TASK INSTRUCTIONS:
Return each line of the listing below, unchanged, and omit the images.

DATA SUPPLIED:
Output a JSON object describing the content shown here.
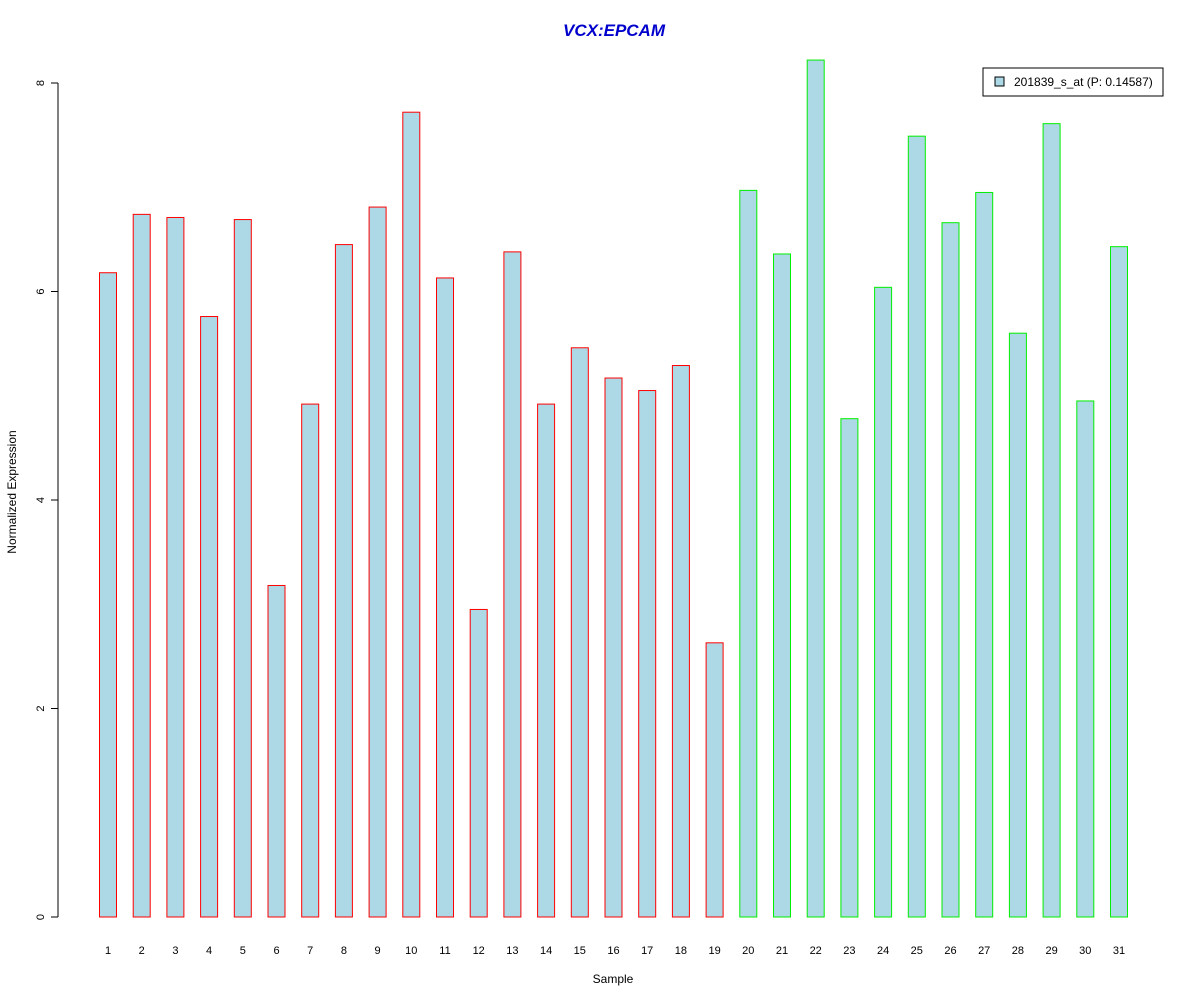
{
  "chart_data": {
    "type": "bar",
    "title": "VCX:EPCAM",
    "xlabel": "Sample",
    "ylabel": "Normalized Expression",
    "ylim": [
      0,
      8.2
    ],
    "yticks": [
      0,
      2,
      4,
      6,
      8
    ],
    "categories": [
      "1",
      "2",
      "3",
      "4",
      "5",
      "6",
      "7",
      "8",
      "9",
      "10",
      "11",
      "12",
      "13",
      "14",
      "15",
      "16",
      "17",
      "18",
      "19",
      "20",
      "21",
      "22",
      "23",
      "24",
      "25",
      "26",
      "27",
      "28",
      "29",
      "30",
      "31"
    ],
    "series": [
      {
        "name": "201839_s_at (P: 0.14587)",
        "values": [
          6.18,
          6.74,
          6.71,
          5.76,
          6.69,
          3.18,
          4.92,
          6.45,
          6.81,
          7.72,
          6.13,
          2.95,
          6.38,
          4.92,
          5.46,
          5.17,
          5.05,
          5.29,
          2.63,
          6.97,
          6.36,
          8.22,
          4.78,
          6.04,
          7.49,
          6.66,
          6.95,
          5.6,
          7.61,
          4.95,
          6.43
        ]
      }
    ],
    "groups": [
      {
        "samples": [
          1,
          19
        ],
        "border_color": "#ff0000"
      },
      {
        "samples": [
          20,
          31
        ],
        "border_color": "#00ee00"
      }
    ],
    "bar_fill": "#add8e6",
    "title_color": "#0000cd",
    "legend": {
      "position": "top-right",
      "label": "201839_s_at (P: 0.14587)"
    },
    "grid": false
  }
}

FULL RESPONSE:
Output a JSON object describing the content shown here.
{
  "chart_data": {
    "type": "bar",
    "title": "VCX:EPCAM",
    "xlabel": "Sample",
    "ylabel": "Normalized Expression",
    "ylim": [
      0,
      8.2
    ],
    "yticks": [
      0,
      2,
      4,
      6,
      8
    ],
    "categories": [
      "1",
      "2",
      "3",
      "4",
      "5",
      "6",
      "7",
      "8",
      "9",
      "10",
      "11",
      "12",
      "13",
      "14",
      "15",
      "16",
      "17",
      "18",
      "19",
      "20",
      "21",
      "22",
      "23",
      "24",
      "25",
      "26",
      "27",
      "28",
      "29",
      "30",
      "31"
    ],
    "series": [
      {
        "name": "201839_s_at (P: 0.14587)",
        "values": [
          6.18,
          6.74,
          6.71,
          5.76,
          6.69,
          3.18,
          4.92,
          6.45,
          6.81,
          7.72,
          6.13,
          2.95,
          6.38,
          4.92,
          5.46,
          5.17,
          5.05,
          5.29,
          2.63,
          6.97,
          6.36,
          8.22,
          4.78,
          6.04,
          7.49,
          6.66,
          6.95,
          5.6,
          7.61,
          4.95,
          6.43
        ]
      }
    ],
    "groups": [
      {
        "samples": [
          1,
          19
        ],
        "border_color": "#ff0000"
      },
      {
        "samples": [
          20,
          31
        ],
        "border_color": "#00ee00"
      }
    ],
    "bar_fill": "#add8e6",
    "title_color": "#0000cd",
    "legend": {
      "position": "top-right",
      "label": "201839_s_at (P: 0.14587)"
    },
    "grid": false
  }
}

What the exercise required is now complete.